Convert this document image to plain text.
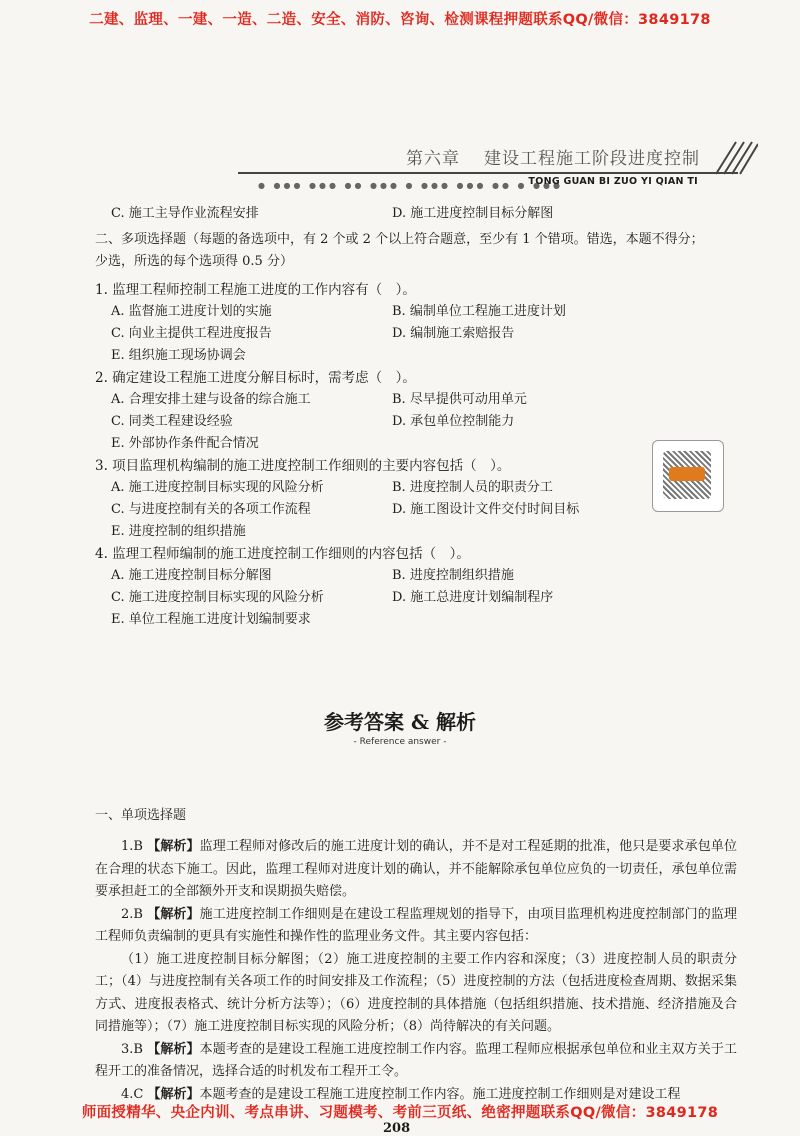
二建、监理、一建、一造、二造、安全、消防、咨询、检测课程押题联系QQ/微信：3849178
第六章 建设工程施工阶段进度控制
● ●●● ●●● ●● ●●● ● ●●● ●●● ●● ● ●●●
TONG GUAN BI ZUO YI QIAN TI
C. 施工主导作业流程安排	D. 施工进度控制目标分解图
二、多项选择题（每题的备选项中，有 2 个或 2 个以上符合题意，至少有 1 个错项。错选，本题不得分；
少选，所选的每个选项得 0.5 分）
1. 监理工程师控制工程施工进度的工作内容有（　）。
A. 监督施工进度计划的实施	B. 编制单位工程施工进度计划
C. 向业主提供工程进度报告	D. 编制施工索赔报告
E. 组织施工现场协调会
2. 确定建设工程施工进度分解目标时，需考虑（　）。
A. 合理安排土建与设备的综合施工	B. 尽早提供可动用单元
C. 同类工程建设经验	D. 承包单位控制能力
E. 外部协作条件配合情况
3. 项目监理机构编制的施工进度控制工作细则的主要内容包括（　）。
A. 施工进度控制目标实现的风险分析	B. 进度控制人员的职责分工
C. 与进度控制有关的各项工作流程	D. 施工图设计文件交付时间目标
E. 进度控制的组织措施
4. 监理工程师编制的施工进度控制工作细则的内容包括（　）。
A. 施工进度控制目标分解图	B. 进度控制组织措施
C. 施工进度控制目标实现的风险分析	D. 施工总进度计划编制程序
E. 单位工程施工进度计划编制要求
参考答案 & 解析
- Reference answer -
一、单项选择题

1.B 【解析】监理工程师对修改后的施工进度计划的确认，并不是对工程延期的批准，他只是要求承包单位在合理的状态下施工。因此，监理工程师对进度计划的确认，并不能解除承包单位应负的一切责任，承包单位需要承担赶工的全部额外开支和误期损失赔偿。

2.B 【解析】施工进度控制工作细则是在建设工程监理规划的指导下，由项目监理机构进度控制部门的监理工程师负责编制的更具有实施性和操作性的监理业务文件。其主要内容包括：

（1）施工进度控制目标分解图；（2）施工进度控制的主要工作内容和深度；（3）进度控制人员的职责分工；（4）与进度控制有关各项工作的时间安排及工作流程；（5）进度控制的方法（包括进度检查周期、数据采集方式、进度报表格式、统计分析方法等）；（6）进度控制的具体措施（包括组织措施、技术措施、经济措施及合同措施等）；（7）施工进度控制目标实现的风险分析；（8）尚待解决的有关问题。

3.B 【解析】本题考查的是建设工程施工进度控制工作内容。监理工程师应根据承包单位和业主双方关于工程开工的准备情况，选择合适的时机发布工程开工令。

4.C 【解析】本题考查的是建设工程施工进度控制工作内容。施工进度控制工作细则是对建设工程

师面授精华、央企内训、考点串讲、习题模考、考前三页纸、绝密押题联系QQ/微信：3849178
208
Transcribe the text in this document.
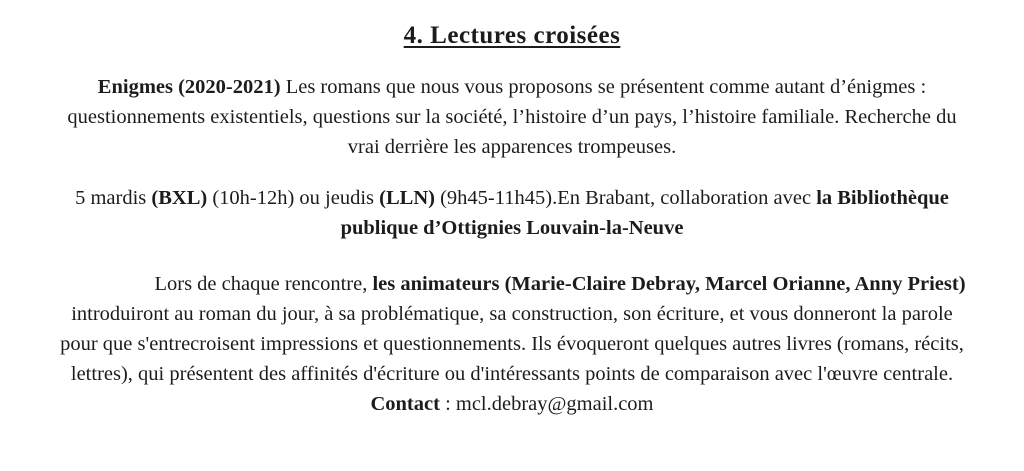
4. Lectures croisées

Enigmes (2020-2021) Les romans que nous vous proposons se présentent comme autant d’énigmes : questionnements existentiels, questions sur la société, l’histoire d’un pays, l’histoire familiale. Recherche du vrai derrière les apparences trompeuses.

5 mardis (BXL) (10h-12h) ou jeudis (LLN) (9h45-11h45).En Brabant, collaboration avec la Bibliothèque publique d’Ottignies Louvain-la-Neuve

Lors de chaque rencontre, les animateurs (Marie-Claire Debray, Marcel Orianne, Anny Priest) introduiront au roman du jour, à sa problématique, sa construction, son écriture, et vous donneront la parole pour que s'entrecroisent impressions et questionnements. Ils évoqueront quelques autres livres (romans, récits, lettres), qui présentent des affinités d'écriture ou d'intéressants points de comparaison avec l'œuvre centrale. Contact : mcl.debray@gmail.com
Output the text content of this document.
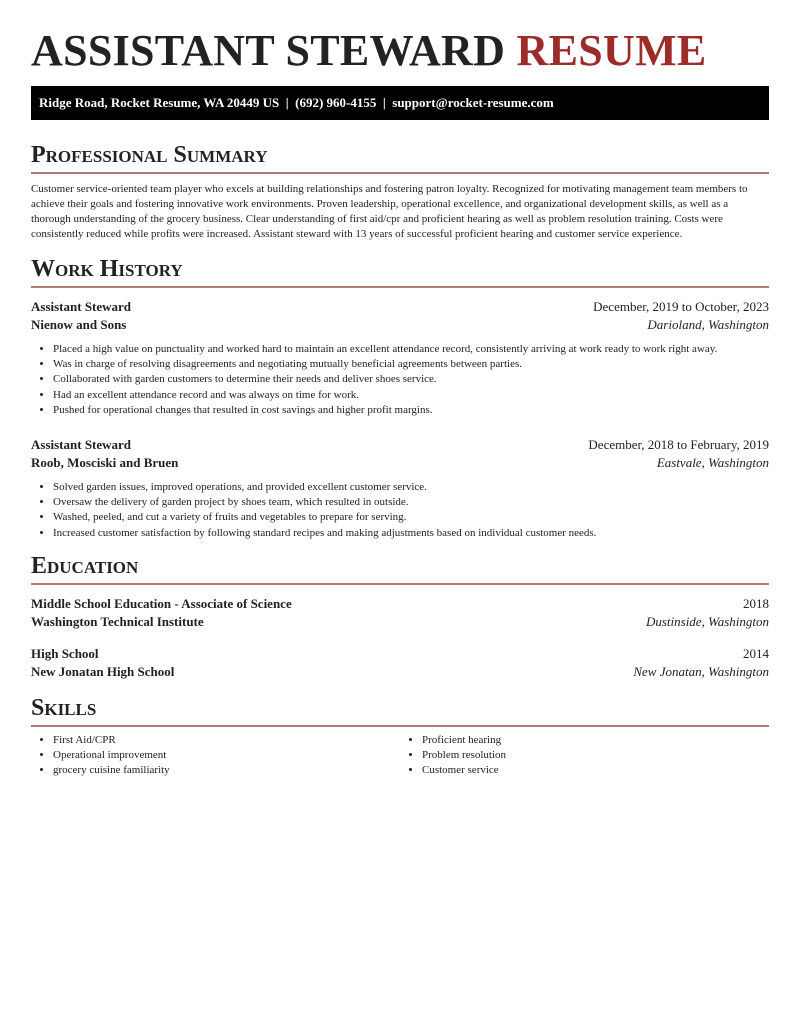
ASSISTANT STEWARD RESUME
Ridge Road, Rocket Resume, WA 20449 US | (692) 960-4155 | support@rocket-resume.com
Professional Summary

Customer service-oriented team player who excels at building relationships and fostering patron loyalty. Recognized for motivating management team members to achieve their goals and fostering innovative work environments. Proven leadership, operational excellence, and organizational development skills, as well as a thorough understanding of the grocery business. Clear understanding of first aid/cpr and proficient hearing as well as problem resolution training. Costs were consistently reduced while profits were increased. Assistant steward with 13 years of successful proficient hearing and customer service experience.

Work History
Assistant Steward	December, 2019 to October, 2023
Nienow and Sons	Darioland, Washington
• Placed a high value on punctuality and worked hard to maintain an excellent attendance record, consistently arriving at work ready to work right away.
• Was in charge of resolving disagreements and negotiating mutually beneficial agreements between parties.
• Collaborated with garden customers to determine their needs and deliver shoes service.
• Had an excellent attendance record and was always on time for work.
• Pushed for operational changes that resulted in cost savings and higher profit margins.
Assistant Steward	December, 2018 to February, 2019
Roob, Mosciski and Bruen	Eastvale, Washington
• Solved garden issues, improved operations, and provided excellent customer service.
• Oversaw the delivery of garden project by shoes team, which resulted in outside.
• Washed, peeled, and cut a variety of fruits and vegetables to prepare for serving.
• Increased customer satisfaction by following standard recipes and making adjustments based on individual customer needs.
Education
Middle School Education - Associate of Science	2018
Washington Technical Institute	Dustinside, Washington
High School	2014
New Jonatan High School	New Jonatan, Washington
Skills
• First Aid/CPR
• Operational improvement
• grocery cuisine familiarity
• Proficient hearing
• Problem resolution
• Customer service
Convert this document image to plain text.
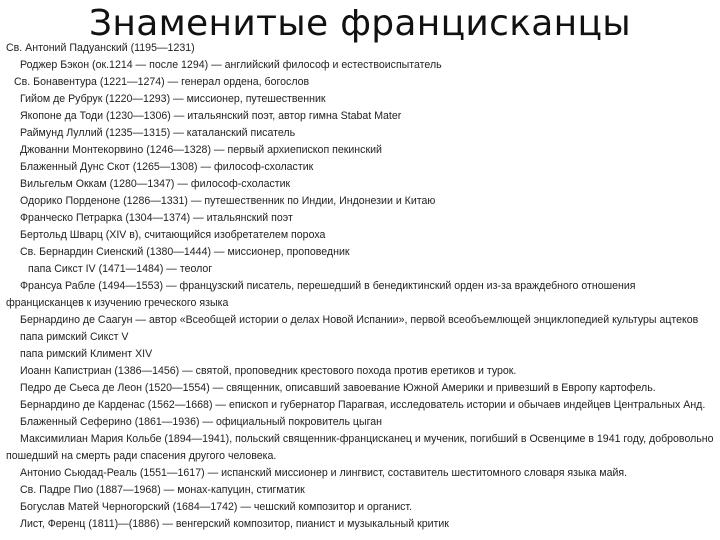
Знаменитые францисканцы

Св. Антоний Падуанский (1195—1231)

Роджер Бэкон (ок.1214 — после 1294) — английский философ и естествоиспытатель

Св. Бонавентура (1221—1274) — генерал ордена, богослов

Гийом де Рубрук (1220—1293) — миссионер, путешественник

Якопоне да Тоди (1230—1306) — итальянский поэт, автор гимна Stabat Mater

Раймунд Луллий (1235—1315) — каталанский писатель

Джованни Монтекорвино (1246—1328) — первый архиепископ пекинский

Блаженный Дунс Скот (1265—1308) — философ-схоластик

Вильгельм Оккам (1280—1347) — философ-схоластик

Одорико Порденоне (1286—1331) — путешественник по Индии, Индонезии и Китаю

Франческо Петрарка (1304—1374) — итальянский поэт

Бертольд Шварц (XIV в), считающийся изобретателем пороха

Св. Бернардин Сиенский (1380—1444) — миссионер, проповедник

папа Сикст IV (1471—1484) — теолог

Франсуа Рабле (1494—1553) — французский писатель, перешедший в бенедиктинский орден из-за враждебного отношения францисканцев к изучению греческого языка

Бернардино де Саагун — автор «Всеобщей истории о делах Новой Испании», первой всеобъемлющей энциклопедией культуры ацтеков

папа римский Сикст V

папа римский Климент XIV

Иоанн Капистриан (1386—1456) — святой, проповедник крестового похода против еретиков и турок.

Педро де Сьеса де Леон (1520—1554) — священник, описавший завоевание Южной Америки и привезший в Европу картофель.

Бернардино де Карденас (1562—1668) — епископ и губернатор Парагвая, исследователь истории и обычаев индейцев Центральных Анд.

Блаженный Сеферино (1861—1936) — официальный покровитель цыган

Максимилиан Мария Кольбе (1894—1941), польский священник-францисканец и мученик, погибший в Освенциме в 1941 году, добровольно пошедший на смерть ради спасения другого человека.

Антонио Сьюдад-Реаль (1551—1617) — испанский миссионер и лингвист, составитель шеститомного словаря языка майя.

Св. Падре Пио (1887—1968) — монах-капуцин, стигматик

Богуслав Матей Черногорский (1684—1742) — чешский композитор и органист.

Лист, Ференц (1811)—(1886) — венгерский композитор, пианист и музыкальный критик
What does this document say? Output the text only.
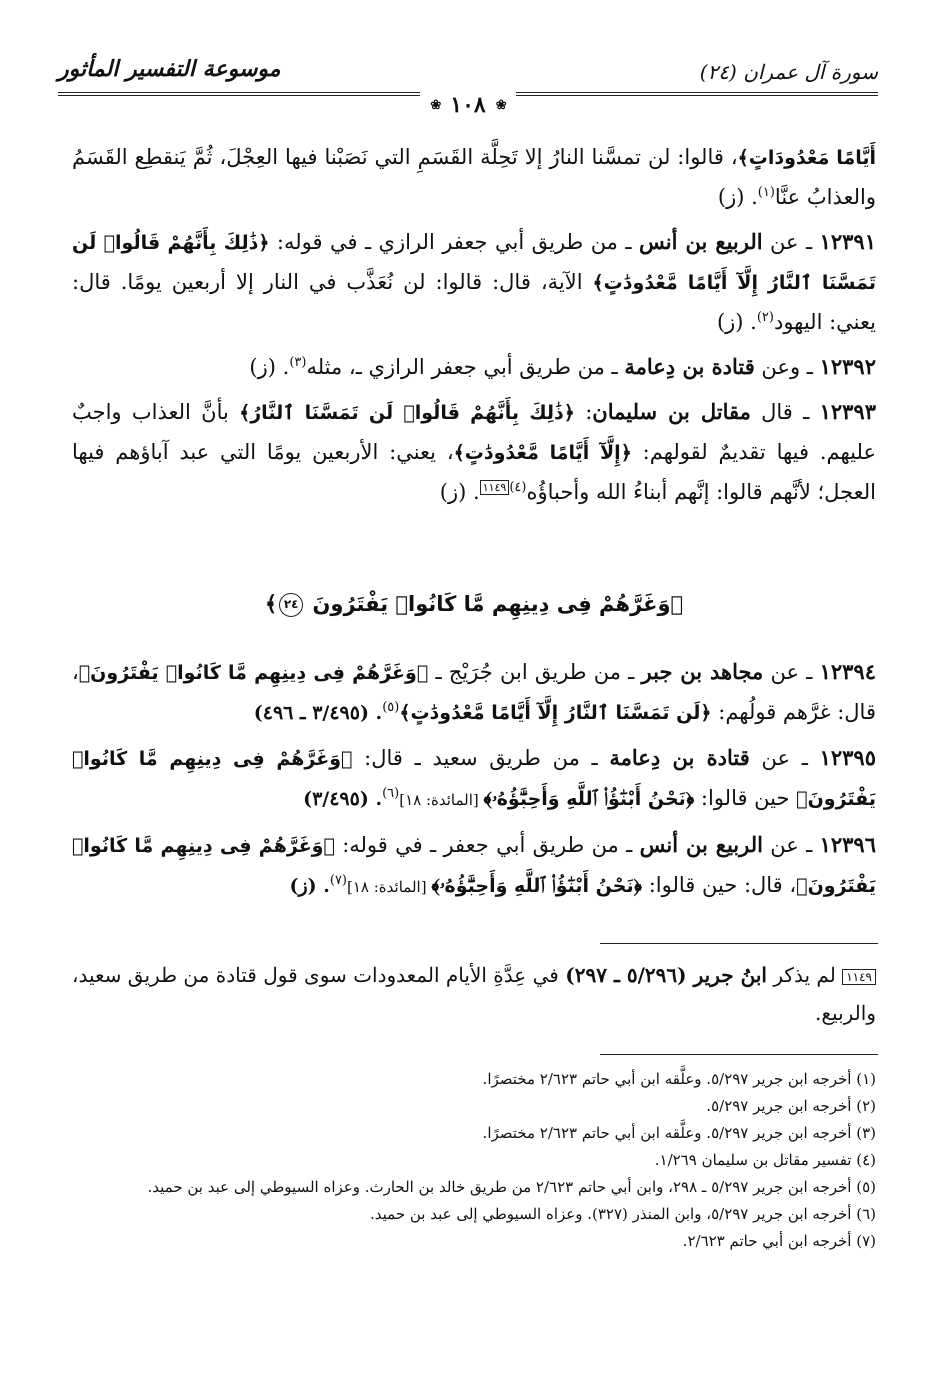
سورة آل عمران (٢٤)
موسوعة التفسير المأثور
❀
١٠٨
❀

أَيَّامًا مَعْدُودَاتٍ﴾، قالوا: لن تمسَّنا النارُ إلا تَحِلَّة القَسَمِ التي نَصَبْنا فيها العِجْلَ، ثُمَّ يَنقطِع القَسَمُ والعذابُ عنَّا$^{(١)}$. (ز)

١٢٣٩١ ـ عن الربيع بن أنس ـ من طريق أبي جعفر الرازي ـ في قوله: ﴿ذَٰلِكَ بِأَنَّهُمْ قَالُوا۟ لَن تَمَسَّنَا ٱلنَّارُ إِلَّآ أَيَّامًا مَّعْدُودَٰتٍ﴾ الآية، قال: قالوا: لن نُعَذَّب في النار إلا أربعين يومًا. قال: يعني: اليهود$^{(٢)}$. (ز)

١٢٣٩٢ ـ وعن قتادة بن دِعامة ـ من طريق أبي جعفر الرازي ـ، مثله$^{(٣)}$. (ز)

١٢٣٩٣ ـ قال مقاتل بن سليمان: ﴿ذَٰلِكَ بِأَنَّهُمْ قَالُوا۟ لَن تَمَسَّنَا ٱلنَّارُ﴾ بأنَّ العذاب واجبٌ عليهم. فيها تقديمٌ لقولهم: ﴿إِلَّآ أَيَّامًا مَّعْدُودَٰتٍ﴾، يعني: الأربعين يومًا التي عبد آباؤهم فيها العجل؛ لأنَّهم قالوا: إنَّهم أبناءُ الله وأحباؤُه$^{(٤)}$١١٤٩. (ز)

﴿وَغَرَّهُمْ فِى دِينِهِم مَّا كَانُوا۟ يَفْتَرُونَ ٢٤﴾

١٢٣٩٤ ـ عن مجاهد بن جبر ـ من طريق ابن جُرَيْج ـ ﴿وَغَرَّهُمْ فِى دِينِهِم مَّا كَانُوا۟ يَفْتَرُونَ﴾، قال: غرَّهم قولُهم: ﴿لَن تَمَسَّنَا ٱلنَّارُ إِلَّآ أَيَّامًا مَّعْدُودَٰتٍ﴾$^{(٥)}$. (٣/٤٩٥ ـ ٤٩٦)

١٢٣٩٥ ـ عن قتادة بن دِعامة ـ من طريق سعيد ـ قال: ﴿وَغَرَّهُمْ فِى دِينِهِم مَّا كَانُوا۟ يَفْتَرُونَ﴾ حين قالوا: ﴿نَحْنُ أَبْنَٰٓؤُا۟ ٱللَّهِ وَأَحِبَّٰٓؤُهُۥ﴾ [المائدة: ١٨]$^{(٦)}$. (٣/٤٩٥)

١٢٣٩٦ ـ عن الربيع بن أنس ـ من طريق أبي جعفر ـ في قوله: ﴿وَغَرَّهُمْ فِى دِينِهِم مَّا كَانُوا۟ يَفْتَرُونَ﴾، قال: حين قالوا: ﴿نَحْنُ أَبْنَٰٓؤُا۟ ٱللَّهِ وَأَحِبَّٰٓؤُهُۥ﴾ [المائدة: ١٨]$^{(٧)}$. (ز)

١١٤٩ لم يذكر ابنُ جرير (٥/٢٩٦ ـ ٢٩٧) في عِدَّةِ الأيام المعدودات سوى قول قتادة من طريق سعيد، والربيع.
(١) أخرجه ابن جرير ٥/٢٩٧. وعلَّقه ابن أبي حاتم ٢/٦٢٣ مختصرًا.
(٢) أخرجه ابن جرير ٥/٢٩٧.
(٣) أخرجه ابن جرير ٥/٢٩٧. وعلَّقه ابن أبي حاتم ٢/٦٢٣ مختصرًا.
(٤) تفسير مقاتل بن سليمان ١/٢٦٩.
(٥) أخرجه ابن جرير ٥/٢٩٧ ـ ٢٩٨، وابن أبي حاتم ٢/٦٢٣ من طريق خالد بن الحارث. وعزاه السيوطي إلى عبد بن حميد.
(٦) أخرجه ابن جرير ٥/٢٩٧، وابن المنذر (٣٢٧). وعزاه السيوطي إلى عبد بن حميد.
(٧) أخرجه ابن أبي حاتم ٢/٦٢٣.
• • •
▶ [What is being asked]: Select and copy every line of the listing with the word "vous".

▶ [Exercise solution]:
Enigmes (2020-2021) Les romans que nous vous proposons se présentent comme autant d’énigmes : questionnements existentiels, questions sur la société, l’histoire d’un pays, l’histoire familiale. Recherche du vrai derrière les apparences trompeuses.
Lors de chaque rencontre, les animateurs (Marie-Claire Debray, Marcel Orianne, Anny Priest) introduiront au roman du jour, à sa problématique, sa construction, son écriture, et vous donneront la parole pour que s'entrecroisent impressions et questionnements. Ils évoqueront quelques autres livres (romans, récits, lettres), qui présentent des affinités d'écriture ou d'intéressants points de comparaison avec l'œuvre centrale. Contact : mcl.debray@gmail.com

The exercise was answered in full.